# [Written exercise]
Copy out every record precisely.

── Raw records

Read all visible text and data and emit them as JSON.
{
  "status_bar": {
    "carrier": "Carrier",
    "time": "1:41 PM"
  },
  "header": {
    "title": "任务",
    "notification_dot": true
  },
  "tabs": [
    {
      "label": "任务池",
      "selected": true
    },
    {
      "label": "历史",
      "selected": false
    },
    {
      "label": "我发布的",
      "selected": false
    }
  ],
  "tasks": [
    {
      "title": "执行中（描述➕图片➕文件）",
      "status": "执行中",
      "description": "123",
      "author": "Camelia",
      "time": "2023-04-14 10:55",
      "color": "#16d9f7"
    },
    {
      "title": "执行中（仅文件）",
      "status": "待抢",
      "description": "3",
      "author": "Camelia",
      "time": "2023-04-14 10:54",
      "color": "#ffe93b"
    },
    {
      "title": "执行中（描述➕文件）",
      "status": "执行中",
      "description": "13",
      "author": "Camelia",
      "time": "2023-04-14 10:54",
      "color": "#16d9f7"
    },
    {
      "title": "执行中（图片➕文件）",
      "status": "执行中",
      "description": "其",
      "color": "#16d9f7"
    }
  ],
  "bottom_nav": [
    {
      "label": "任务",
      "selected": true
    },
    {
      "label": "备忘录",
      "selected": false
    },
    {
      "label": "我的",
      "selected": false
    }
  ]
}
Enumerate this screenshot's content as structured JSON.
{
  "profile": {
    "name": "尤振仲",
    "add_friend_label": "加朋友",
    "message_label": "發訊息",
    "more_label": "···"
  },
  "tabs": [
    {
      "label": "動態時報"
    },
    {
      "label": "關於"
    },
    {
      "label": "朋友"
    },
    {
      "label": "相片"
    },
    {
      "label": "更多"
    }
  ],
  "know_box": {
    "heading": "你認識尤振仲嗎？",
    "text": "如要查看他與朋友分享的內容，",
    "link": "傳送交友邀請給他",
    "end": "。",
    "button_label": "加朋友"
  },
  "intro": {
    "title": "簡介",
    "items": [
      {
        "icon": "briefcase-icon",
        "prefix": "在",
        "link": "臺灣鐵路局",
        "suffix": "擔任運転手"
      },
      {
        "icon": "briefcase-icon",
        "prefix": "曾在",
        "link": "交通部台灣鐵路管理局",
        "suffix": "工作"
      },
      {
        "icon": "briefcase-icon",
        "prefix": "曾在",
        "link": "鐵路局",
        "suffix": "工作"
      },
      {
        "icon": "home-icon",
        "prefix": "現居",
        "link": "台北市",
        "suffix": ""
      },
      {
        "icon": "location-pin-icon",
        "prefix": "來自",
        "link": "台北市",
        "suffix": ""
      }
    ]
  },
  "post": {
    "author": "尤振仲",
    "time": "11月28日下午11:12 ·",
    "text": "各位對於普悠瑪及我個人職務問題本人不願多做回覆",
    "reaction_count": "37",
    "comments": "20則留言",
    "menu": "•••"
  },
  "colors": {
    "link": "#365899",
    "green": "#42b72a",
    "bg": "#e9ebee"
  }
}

────

# [Written solution]
Read all visible text and data and emit them as JSON.
{
  "status_bar": {
    "carrier": "Carrier",
    "time": "1:41 PM"
  },
  "header": {
    "title": "任务",
    "notification_dot": true
  },
  "tabs": [
    {
      "label": "任务池",
      "selected": true
    },
    {
      "label": "历史",
      "selected": false
    },
    {
      "label": "我发布的",
      "selected": false
    }
  ],
  "tasks": [
    {
      "title": "执行中（描述➕图片➕文件）",
      "status": "执行中",
      "description": "123",
      "author": "Camelia",
      "time": "2023-04-14 10:55",
      "color": "#16d9f7"
    },
    {
      "title": "执行中（仅文件）",
      "status": "待抢",
      "description": "3",
      "author": "Camelia",
      "time": "2023-04-14 10:54",
      "color": "#ffe93b"
    },
    {
      "title": "执行中（描述➕文件）",
      "status": "执行中",
      "description": "13",
      "author": "Camelia",
      "time": "2023-04-14 10:54",
      "color": "#16d9f7"
    },
    {
      "title": "执行中（图片➕文件）",
      "status": "执行中",
      "description": "其",
      "color": "#16d9f7"
    }
  ],
  "bottom_nav": [
    {
      "label": "任务",
      "selected": true
    },
    {
      "label": "备忘录",
      "selected": false
    },
    {
      "label": "我的",
      "selected": false
    }
  ]
}
Enumerate this screenshot's content as structured JSON.
{
  "profile": {
    "name": "尤振仲",
    "add_friend_label": "加朋友",
    "message_label": "發訊息",
    "more_label": "···"
  },
  "tabs": [
    {
      "label": "動態時報"
    },
    {
      "label": "關於"
    },
    {
      "label": "朋友"
    },
    {
      "label": "相片"
    },
    {
      "label": "更多"
    }
  ],
  "know_box": {
    "heading": "你認識尤振仲嗎？",
    "text": "如要查看他與朋友分享的內容，",
    "link": "傳送交友邀請給他",
    "end": "。",
    "button_label": "加朋友"
  },
  "intro": {
    "title": "簡介",
    "items": [
      {
        "icon": "briefcase-icon",
        "prefix": "在",
        "link": "臺灣鐵路局",
        "suffix": "擔任運転手"
      },
      {
        "icon": "briefcase-icon",
        "prefix": "曾在",
        "link": "交通部台灣鐵路管理局",
        "suffix": "工作"
      },
      {
        "icon": "briefcase-icon",
        "prefix": "曾在",
        "link": "鐵路局",
        "suffix": "工作"
      },
      {
        "icon": "home-icon",
        "prefix": "現居",
        "link": "台北市",
        "suffix": ""
      },
      {
        "icon": "location-pin-icon",
        "prefix": "來自",
        "link": "台北市",
        "suffix": ""
      }
    ]
  },
  "post": {
    "author": "尤振仲",
    "time": "11月28日下午11:12 ·",
    "text": "各位對於普悠瑪及我個人職務問題本人不願多做回覆",
    "reaction_count": "37",
    "comments": "20則留言",
    "menu": "•••"
  },
  "colors": {
    "link": "#365899",
    "green": "#42b72a",
    "bg": "#e9ebee"
  }
}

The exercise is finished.